*PROBLEM REQUIREMENTS*: Out of the lines below, please list those that hold the string "projetada".

*SUPPLIED INFORMATION*:

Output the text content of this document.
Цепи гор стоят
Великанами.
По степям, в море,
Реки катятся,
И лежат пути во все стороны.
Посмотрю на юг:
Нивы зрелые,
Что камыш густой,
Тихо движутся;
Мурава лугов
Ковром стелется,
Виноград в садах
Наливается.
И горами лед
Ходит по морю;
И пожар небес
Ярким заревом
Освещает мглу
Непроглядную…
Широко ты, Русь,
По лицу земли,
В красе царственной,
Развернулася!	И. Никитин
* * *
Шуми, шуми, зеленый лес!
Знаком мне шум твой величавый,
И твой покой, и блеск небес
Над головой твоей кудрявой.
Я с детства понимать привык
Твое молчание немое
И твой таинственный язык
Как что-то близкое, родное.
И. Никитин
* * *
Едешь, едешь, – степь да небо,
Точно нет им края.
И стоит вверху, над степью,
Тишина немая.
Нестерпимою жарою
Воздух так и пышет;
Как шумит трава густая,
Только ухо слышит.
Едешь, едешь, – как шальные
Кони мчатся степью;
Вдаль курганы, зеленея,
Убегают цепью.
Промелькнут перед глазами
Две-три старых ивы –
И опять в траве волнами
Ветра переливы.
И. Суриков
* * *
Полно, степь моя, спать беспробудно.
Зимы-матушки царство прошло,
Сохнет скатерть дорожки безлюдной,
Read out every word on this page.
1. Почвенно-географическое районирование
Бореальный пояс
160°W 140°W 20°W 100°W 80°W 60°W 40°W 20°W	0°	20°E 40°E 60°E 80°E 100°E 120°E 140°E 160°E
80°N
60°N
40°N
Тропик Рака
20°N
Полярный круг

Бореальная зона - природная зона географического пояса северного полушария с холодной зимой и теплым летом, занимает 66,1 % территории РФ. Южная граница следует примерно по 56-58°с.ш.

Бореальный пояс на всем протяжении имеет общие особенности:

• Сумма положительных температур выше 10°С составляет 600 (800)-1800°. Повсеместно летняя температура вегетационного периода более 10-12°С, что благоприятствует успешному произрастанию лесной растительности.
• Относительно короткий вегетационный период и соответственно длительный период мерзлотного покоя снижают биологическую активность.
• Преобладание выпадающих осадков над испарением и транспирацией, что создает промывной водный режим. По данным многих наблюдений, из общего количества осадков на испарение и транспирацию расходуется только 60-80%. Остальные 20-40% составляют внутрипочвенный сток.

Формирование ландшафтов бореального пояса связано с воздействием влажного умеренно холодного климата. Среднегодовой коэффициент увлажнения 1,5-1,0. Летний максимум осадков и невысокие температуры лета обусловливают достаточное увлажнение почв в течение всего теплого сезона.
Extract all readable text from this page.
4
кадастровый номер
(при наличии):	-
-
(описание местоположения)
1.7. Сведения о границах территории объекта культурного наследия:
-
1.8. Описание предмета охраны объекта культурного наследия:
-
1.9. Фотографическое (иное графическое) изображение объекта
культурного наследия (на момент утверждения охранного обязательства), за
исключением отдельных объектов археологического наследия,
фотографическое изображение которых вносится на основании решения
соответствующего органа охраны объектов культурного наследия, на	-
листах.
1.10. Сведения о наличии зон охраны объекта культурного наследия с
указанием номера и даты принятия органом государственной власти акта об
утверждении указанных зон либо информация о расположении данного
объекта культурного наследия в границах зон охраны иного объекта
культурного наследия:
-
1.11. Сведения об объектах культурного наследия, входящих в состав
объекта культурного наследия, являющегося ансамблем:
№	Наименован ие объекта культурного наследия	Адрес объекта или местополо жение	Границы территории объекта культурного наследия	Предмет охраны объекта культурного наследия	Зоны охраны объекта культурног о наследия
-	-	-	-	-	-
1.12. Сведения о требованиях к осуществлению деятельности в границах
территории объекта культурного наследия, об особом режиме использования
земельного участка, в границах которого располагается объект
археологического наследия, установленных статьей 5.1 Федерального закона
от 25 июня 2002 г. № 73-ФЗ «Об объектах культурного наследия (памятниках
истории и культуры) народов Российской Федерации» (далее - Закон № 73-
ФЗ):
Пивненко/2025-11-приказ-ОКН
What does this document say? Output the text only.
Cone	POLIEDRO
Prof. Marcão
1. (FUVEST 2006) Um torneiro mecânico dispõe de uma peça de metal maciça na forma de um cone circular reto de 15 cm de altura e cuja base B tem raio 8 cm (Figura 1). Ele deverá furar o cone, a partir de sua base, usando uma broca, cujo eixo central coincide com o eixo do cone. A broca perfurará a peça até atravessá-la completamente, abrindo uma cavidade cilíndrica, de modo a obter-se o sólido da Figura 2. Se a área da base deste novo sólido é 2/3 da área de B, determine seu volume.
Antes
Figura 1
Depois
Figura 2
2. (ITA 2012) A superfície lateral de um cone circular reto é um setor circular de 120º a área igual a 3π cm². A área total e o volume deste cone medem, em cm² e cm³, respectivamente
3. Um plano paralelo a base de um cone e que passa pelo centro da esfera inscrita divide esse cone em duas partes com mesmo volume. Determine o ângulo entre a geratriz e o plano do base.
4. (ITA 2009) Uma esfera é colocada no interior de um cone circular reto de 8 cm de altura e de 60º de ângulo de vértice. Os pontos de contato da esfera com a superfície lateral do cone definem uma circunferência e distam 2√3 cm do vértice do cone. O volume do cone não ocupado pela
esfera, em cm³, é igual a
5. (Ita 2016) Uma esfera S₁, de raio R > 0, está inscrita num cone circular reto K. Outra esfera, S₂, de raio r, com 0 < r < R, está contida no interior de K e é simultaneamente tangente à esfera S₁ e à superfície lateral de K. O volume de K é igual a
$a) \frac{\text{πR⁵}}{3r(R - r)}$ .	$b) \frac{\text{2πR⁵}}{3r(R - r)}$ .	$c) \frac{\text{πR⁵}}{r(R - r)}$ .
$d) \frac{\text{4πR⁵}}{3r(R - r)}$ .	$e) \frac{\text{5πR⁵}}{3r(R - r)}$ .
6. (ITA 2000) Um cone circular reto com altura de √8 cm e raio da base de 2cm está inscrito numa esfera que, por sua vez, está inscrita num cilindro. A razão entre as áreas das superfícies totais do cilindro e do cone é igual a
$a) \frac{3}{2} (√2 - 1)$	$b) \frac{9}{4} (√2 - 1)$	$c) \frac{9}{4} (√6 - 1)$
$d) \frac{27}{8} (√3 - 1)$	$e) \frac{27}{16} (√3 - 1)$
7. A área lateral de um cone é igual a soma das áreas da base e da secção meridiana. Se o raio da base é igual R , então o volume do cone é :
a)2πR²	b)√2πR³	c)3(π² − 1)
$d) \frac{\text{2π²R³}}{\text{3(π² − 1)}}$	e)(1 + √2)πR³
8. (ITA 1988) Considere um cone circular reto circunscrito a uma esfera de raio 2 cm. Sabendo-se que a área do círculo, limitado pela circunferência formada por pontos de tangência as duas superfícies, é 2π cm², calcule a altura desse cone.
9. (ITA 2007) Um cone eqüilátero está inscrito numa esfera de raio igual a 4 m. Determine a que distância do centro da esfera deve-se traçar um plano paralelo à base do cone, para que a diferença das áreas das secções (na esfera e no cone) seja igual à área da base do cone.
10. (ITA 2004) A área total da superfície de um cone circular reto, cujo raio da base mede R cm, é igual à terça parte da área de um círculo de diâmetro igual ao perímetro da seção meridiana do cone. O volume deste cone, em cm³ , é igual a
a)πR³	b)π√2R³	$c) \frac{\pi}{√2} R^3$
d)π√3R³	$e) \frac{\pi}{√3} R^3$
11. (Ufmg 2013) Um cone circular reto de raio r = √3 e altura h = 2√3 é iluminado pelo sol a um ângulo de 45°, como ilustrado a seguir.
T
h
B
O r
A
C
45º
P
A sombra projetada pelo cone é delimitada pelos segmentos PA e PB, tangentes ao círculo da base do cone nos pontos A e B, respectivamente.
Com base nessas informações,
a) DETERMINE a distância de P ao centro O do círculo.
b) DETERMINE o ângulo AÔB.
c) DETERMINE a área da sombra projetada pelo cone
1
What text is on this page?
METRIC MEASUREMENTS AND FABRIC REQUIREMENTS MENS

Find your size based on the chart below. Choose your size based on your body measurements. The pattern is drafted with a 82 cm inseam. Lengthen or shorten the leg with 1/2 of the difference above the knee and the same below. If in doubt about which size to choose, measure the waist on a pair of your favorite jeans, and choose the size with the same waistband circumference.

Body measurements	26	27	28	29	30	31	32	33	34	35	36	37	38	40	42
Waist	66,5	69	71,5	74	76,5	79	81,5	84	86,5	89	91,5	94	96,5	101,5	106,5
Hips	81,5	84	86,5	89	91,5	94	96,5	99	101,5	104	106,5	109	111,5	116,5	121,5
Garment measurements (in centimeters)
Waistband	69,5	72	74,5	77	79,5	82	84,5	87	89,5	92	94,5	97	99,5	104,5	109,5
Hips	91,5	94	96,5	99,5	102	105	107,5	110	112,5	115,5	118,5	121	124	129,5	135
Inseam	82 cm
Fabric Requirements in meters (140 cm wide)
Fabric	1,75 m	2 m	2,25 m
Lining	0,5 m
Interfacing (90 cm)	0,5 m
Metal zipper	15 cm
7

*SOLUTION FOR THIS EXERCISE*:
A sombra projetada pelo cone é delimitada pelos segmentos PA e PB, tangentes ao círculo da base do cone nos pontos A e B, respectivamente.
c) DETERMINE a área da sombra projetada pelo cone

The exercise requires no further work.